◆ Challenge
Put every line of the items below into a Markdown table with two columns, No. and Line, numbering the rows and leaving out blank lines. Omit the pictures.
>> begin Supplied material
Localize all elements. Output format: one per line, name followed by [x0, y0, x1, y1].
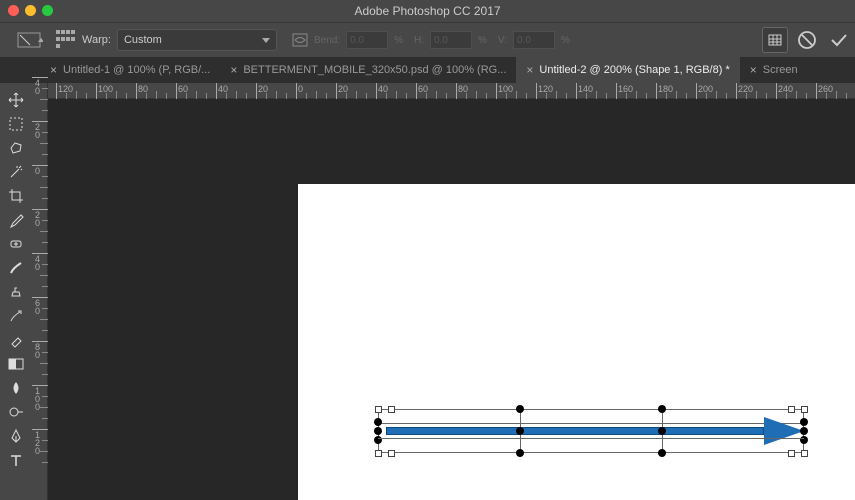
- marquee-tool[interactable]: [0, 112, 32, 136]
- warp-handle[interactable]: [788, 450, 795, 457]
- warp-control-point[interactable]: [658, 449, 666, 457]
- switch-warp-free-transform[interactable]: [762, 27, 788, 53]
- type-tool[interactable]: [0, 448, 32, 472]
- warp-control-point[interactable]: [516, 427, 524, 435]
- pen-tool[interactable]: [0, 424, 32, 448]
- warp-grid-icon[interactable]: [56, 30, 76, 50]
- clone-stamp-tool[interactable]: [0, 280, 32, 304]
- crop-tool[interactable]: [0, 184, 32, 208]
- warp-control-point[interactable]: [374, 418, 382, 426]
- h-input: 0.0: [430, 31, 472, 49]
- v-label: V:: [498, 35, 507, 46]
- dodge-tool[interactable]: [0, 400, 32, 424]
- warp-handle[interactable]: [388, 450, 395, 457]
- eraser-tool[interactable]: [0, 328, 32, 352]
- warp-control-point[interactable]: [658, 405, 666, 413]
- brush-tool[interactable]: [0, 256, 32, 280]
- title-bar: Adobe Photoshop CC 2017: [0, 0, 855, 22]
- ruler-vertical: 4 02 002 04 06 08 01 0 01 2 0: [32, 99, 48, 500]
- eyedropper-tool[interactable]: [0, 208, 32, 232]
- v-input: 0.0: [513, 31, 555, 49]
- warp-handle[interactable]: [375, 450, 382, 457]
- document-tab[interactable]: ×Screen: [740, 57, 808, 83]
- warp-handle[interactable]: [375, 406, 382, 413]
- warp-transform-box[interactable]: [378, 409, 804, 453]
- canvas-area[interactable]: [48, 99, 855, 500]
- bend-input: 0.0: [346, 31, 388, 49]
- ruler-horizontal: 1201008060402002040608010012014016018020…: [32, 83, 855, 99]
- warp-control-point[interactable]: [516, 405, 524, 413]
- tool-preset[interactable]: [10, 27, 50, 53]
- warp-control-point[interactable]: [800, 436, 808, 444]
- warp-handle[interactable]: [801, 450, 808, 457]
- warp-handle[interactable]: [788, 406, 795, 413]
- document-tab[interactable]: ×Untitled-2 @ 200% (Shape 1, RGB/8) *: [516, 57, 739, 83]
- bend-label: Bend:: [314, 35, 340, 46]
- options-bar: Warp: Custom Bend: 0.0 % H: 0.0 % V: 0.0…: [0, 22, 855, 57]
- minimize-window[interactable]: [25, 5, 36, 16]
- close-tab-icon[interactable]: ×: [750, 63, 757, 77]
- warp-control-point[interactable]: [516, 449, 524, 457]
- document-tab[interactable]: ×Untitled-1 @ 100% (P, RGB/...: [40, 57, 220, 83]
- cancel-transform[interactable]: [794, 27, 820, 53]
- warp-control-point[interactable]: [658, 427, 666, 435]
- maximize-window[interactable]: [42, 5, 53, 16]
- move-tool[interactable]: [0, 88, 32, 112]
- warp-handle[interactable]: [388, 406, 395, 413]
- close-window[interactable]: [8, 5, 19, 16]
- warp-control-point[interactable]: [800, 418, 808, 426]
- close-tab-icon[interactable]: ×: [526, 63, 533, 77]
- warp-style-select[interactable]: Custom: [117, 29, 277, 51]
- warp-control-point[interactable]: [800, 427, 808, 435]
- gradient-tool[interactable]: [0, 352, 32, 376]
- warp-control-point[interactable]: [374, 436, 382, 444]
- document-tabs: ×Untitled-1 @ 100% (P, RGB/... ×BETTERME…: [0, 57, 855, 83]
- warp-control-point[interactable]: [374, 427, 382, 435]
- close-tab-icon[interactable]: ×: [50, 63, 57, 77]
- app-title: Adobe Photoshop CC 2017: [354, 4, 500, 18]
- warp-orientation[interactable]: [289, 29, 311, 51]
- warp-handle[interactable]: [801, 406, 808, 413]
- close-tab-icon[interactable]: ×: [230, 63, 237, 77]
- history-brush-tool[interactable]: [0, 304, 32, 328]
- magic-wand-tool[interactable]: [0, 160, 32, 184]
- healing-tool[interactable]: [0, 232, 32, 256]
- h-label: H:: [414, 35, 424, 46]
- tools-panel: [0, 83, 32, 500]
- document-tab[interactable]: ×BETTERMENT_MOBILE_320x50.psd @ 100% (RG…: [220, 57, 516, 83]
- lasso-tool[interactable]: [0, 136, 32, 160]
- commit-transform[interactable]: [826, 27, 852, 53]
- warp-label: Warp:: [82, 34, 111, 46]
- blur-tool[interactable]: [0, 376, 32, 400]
>> end Supplied material
◆ Written solution
| No. | Line |
|---|---|
| 1 | Localize all elements. Output format: one per line, name followed by [x0, y0, x1, y1]. |
| 2 | - marquee-tool[interactable]: [0, 112, 32, 136] |
| 3 | - warp-handle[interactable]: [788, 450, 795, 457] |
| 4 | - warp-control-point[interactable]: [658, 449, 666, 457] |
| 5 | - switch-warp-free-transform[interactable]: [762, 27, 788, 53] |
| 6 | - type-tool[interactable]: [0, 448, 32, 472] |
| 7 | - warp-control-point[interactable]: [516, 427, 524, 435] |
| 8 | - pen-tool[interactable]: [0, 424, 32, 448] |
| 9 | - warp-grid-icon[interactable]: [56, 30, 76, 50] |
| 10 | - clone-stamp-tool[interactable]: [0, 280, 32, 304] |
| 11 | - crop-tool[interactable]: [0, 184, 32, 208] |
| 12 | - warp-control-point[interactable]: [374, 418, 382, 426] |
| 13 | - h-input: 0.0: [430, 31, 472, 49] |
| 14 | - v-label: V:: [498, 35, 507, 46] |
| 15 | - dodge-tool[interactable]: [0, 400, 32, 424] |
| 16 | - warp-handle[interactable]: [388, 450, 395, 457] |
| 17 | - eraser-tool[interactable]: [0, 328, 32, 352] |
| 18 | - warp-control-point[interactable]: [658, 405, 666, 413] |
| 19 | - brush-tool[interactable]: [0, 256, 32, 280] |
| 20 | - title-bar: Adobe Photoshop CC 2017: [0, 0, 855, 22] |
| 21 | - ruler-vertical: 4 02 002 04 06 08 01 0 01 2 0: [32, 99, 48, 500] |
| 22 | - eyedropper-tool[interactable]: [0, 208, 32, 232] |
| 23 | - v-input: 0.0: [513, 31, 555, 49] |
| 24 | - warp-handle[interactable]: [375, 450, 382, 457] |
| 25 | - document-tab[interactable]: ×Screen: [740, 57, 808, 83] |
| 26 | - warp-handle[interactable]: [375, 406, 382, 413] |
| 27 | - warp-transform-box[interactable]: [378, 409, 804, 453] |
| 28 | - canvas-area[interactable]: [48, 99, 855, 500] |
| 29 | - bend-input: 0.0: [346, 31, 388, 49] |
| 30 | - ruler-horizontal: 1201008060402002040608010012014016018020…: [32, 83, 855, 99] |
| 31 | - warp-control-point[interactable]: [516, 405, 524, 413] |
| 32 | - tool-preset[interactable]: [10, 27, 50, 53] |
| 33 | - warp-control-point[interactable]: [800, 436, 808, 444] |
| 34 | - warp-handle[interactable]: [801, 450, 808, 457] |
| 35 | - warp-handle[interactable]: [788, 406, 795, 413] |
| 36 | - document-tab[interactable]: ×Untitled-2 @ 200% (Shape 1, RGB/8) *: [516, 57, 739, 83] |
| 37 | - bend-label: Bend:: [314, 35, 340, 46] |
| 38 | - options-bar: Warp: Custom Bend: 0.0 % H: 0.0 % V: 0.0…: [0, 22, 855, 57] |
| 39 | - minimize-window[interactable]: [25, 5, 36, 16] |
| 40 | - close-tab-icon[interactable]: ×: [750, 63, 757, 77] |
| 41 | - warp-control-point[interactable]: [516, 449, 524, 457] |
| 42 | - document-tab[interactable]: ×Untitled-1 @ 100% (P, RGB/...: [40, 57, 220, 83] |
| 43 | - cancel-transform[interactable]: [794, 27, 820, 53] |
| 44 | - warp-control-point[interactable]: [658, 427, 666, 435] |
| 45 | - maximize-window[interactable]: [42, 5, 53, 16] |
| 46 | - move-tool[interactable]: [0, 88, 32, 112] |
| 47 | - warp-handle[interactable]: [388, 406, 395, 413] |
| 48 | - close-window[interactable]: [8, 5, 19, 16] |
| 49 | - warp-control-point[interactable]: [800, 418, 808, 426] |
| 50 | - close-tab-icon[interactable]: ×: [526, 63, 533, 77] |
| 51 | - warp-style-select[interactable]: Custom: [117, 29, 277, 51] |
| 52 | - warp-control-point[interactable]: [800, 427, 808, 435] |
| 53 | - gradient-tool[interactable]: [0, 352, 32, 376] |
| 54 | - warp-control-point[interactable]: [374, 436, 382, 444] |
| 55 | - document-tabs: ×Untitled-1 @ 100% (P, RGB/... ×BETTERME…: [0, 57, 855, 83] |
| 56 | - warp-control-point[interactable]: [374, 427, 382, 435] |
| 57 | - close-tab-icon[interactable]: ×: [50, 63, 57, 77] |
| 58 | - app-title: Adobe Photoshop CC 2017: [354, 4, 500, 18] |
| 59 | - warp-orientation[interactable]: [289, 29, 311, 51] |
| 60 | - warp-handle[interactable]: [801, 406, 808, 413] |
| 61 | - close-tab-icon[interactable]: ×: [230, 63, 237, 77] |
| 62 | - history-brush-tool[interactable]: [0, 304, 32, 328] |
| 63 | - magic-wand-tool[interactable]: [0, 160, 32, 184] |
| 64 | - healing-tool[interactable]: [0, 232, 32, 256] |
| 65 | - h-label: H:: [414, 35, 424, 46] |
| 66 | - tools-panel: [0, 83, 32, 500] |
| 67 | - document-tab[interactable]: ×BETTERMENT_MOBILE_320x50.psd @ 100% (RG…: [220, 57, 516, 83] |
| 68 | - lasso-tool[interactable]: [0, 136, 32, 160] |
| 69 | - commit-transform[interactable]: [826, 27, 852, 53] |
| 70 | - warp-label: Warp:: [82, 34, 111, 46] |
| 71 | - blur-tool[interactable]: [0, 376, 32, 400] |